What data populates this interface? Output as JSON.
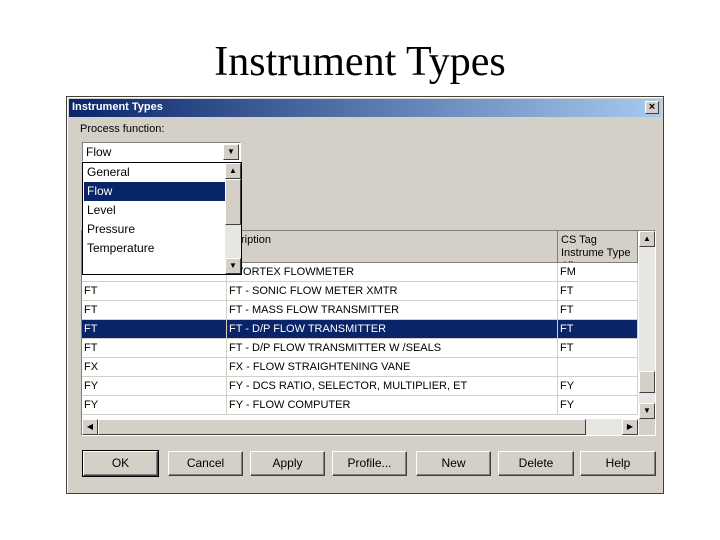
{
  "slide_title": "Instrument Types",
  "dialog": {
    "title": "Instrument Types",
    "close_glyph": "×",
    "process_function_label": "Process function:",
    "process_function_value": "Flow",
    "dropdown_options": [
      "General",
      "Flow",
      "Level",
      "Pressure",
      "Temperature"
    ],
    "dropdown_selected_index": 1,
    "table": {
      "headers": [
        "",
        "scription",
        "CS Tag Instrume Type Alias"
      ],
      "rows": [
        {
          "type": "",
          "description": "- VORTEX FLOWMETER",
          "alias": "FM",
          "selected": false
        },
        {
          "type": "FT",
          "description": "FT - SONIC FLOW METER XMTR",
          "alias": "FT",
          "selected": false
        },
        {
          "type": "FT",
          "description": "FT - MASS FLOW TRANSMITTER",
          "alias": "FT",
          "selected": false
        },
        {
          "type": "FT",
          "description": "FT - D/P FLOW TRANSMITTER",
          "alias": "FT",
          "selected": true
        },
        {
          "type": "FT",
          "description": "FT - D/P FLOW TRANSMITTER W /SEALS",
          "alias": "FT",
          "selected": false
        },
        {
          "type": "FX",
          "description": "FX - FLOW STRAIGHTENING VANE",
          "alias": "",
          "selected": false
        },
        {
          "type": "FY",
          "description": "FY - DCS RATIO, SELECTOR, MULTIPLIER, ET",
          "alias": "FY",
          "selected": false
        },
        {
          "type": "FY",
          "description": "FY - FLOW COMPUTER",
          "alias": "FY",
          "selected": false
        }
      ]
    },
    "buttons": {
      "ok": "OK",
      "cancel": "Cancel",
      "apply": "Apply",
      "profile": "Profile...",
      "new": "New",
      "delete": "Delete",
      "help": "Help"
    }
  },
  "colors": {
    "selection": "#0a246a",
    "dialog_face": "#d4d0c8"
  }
}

Your task
Quote every record above exactly, leaving out the pictures.

Response to this exercise
What data populates this interface? Output as JSON.
{
  "slide_title": "Instrument Types",
  "dialog": {
    "title": "Instrument Types",
    "close_glyph": "×",
    "process_function_label": "Process function:",
    "process_function_value": "Flow",
    "dropdown_options": [
      "General",
      "Flow",
      "Level",
      "Pressure",
      "Temperature"
    ],
    "dropdown_selected_index": 1,
    "table": {
      "headers": [
        "",
        "scription",
        "CS Tag Instrume Type Alias"
      ],
      "rows": [
        {
          "type": "",
          "description": "- VORTEX FLOWMETER",
          "alias": "FM",
          "selected": false
        },
        {
          "type": "FT",
          "description": "FT - SONIC FLOW METER XMTR",
          "alias": "FT",
          "selected": false
        },
        {
          "type": "FT",
          "description": "FT - MASS FLOW TRANSMITTER",
          "alias": "FT",
          "selected": false
        },
        {
          "type": "FT",
          "description": "FT - D/P FLOW TRANSMITTER",
          "alias": "FT",
          "selected": true
        },
        {
          "type": "FT",
          "description": "FT - D/P FLOW TRANSMITTER W /SEALS",
          "alias": "FT",
          "selected": false
        },
        {
          "type": "FX",
          "description": "FX - FLOW STRAIGHTENING VANE",
          "alias": "",
          "selected": false
        },
        {
          "type": "FY",
          "description": "FY - DCS RATIO, SELECTOR, MULTIPLIER, ET",
          "alias": "FY",
          "selected": false
        },
        {
          "type": "FY",
          "description": "FY - FLOW COMPUTER",
          "alias": "FY",
          "selected": false
        }
      ]
    },
    "buttons": {
      "ok": "OK",
      "cancel": "Cancel",
      "apply": "Apply",
      "profile": "Profile...",
      "new": "New",
      "delete": "Delete",
      "help": "Help"
    }
  },
  "colors": {
    "selection": "#0a246a",
    "dialog_face": "#d4d0c8"
  }
}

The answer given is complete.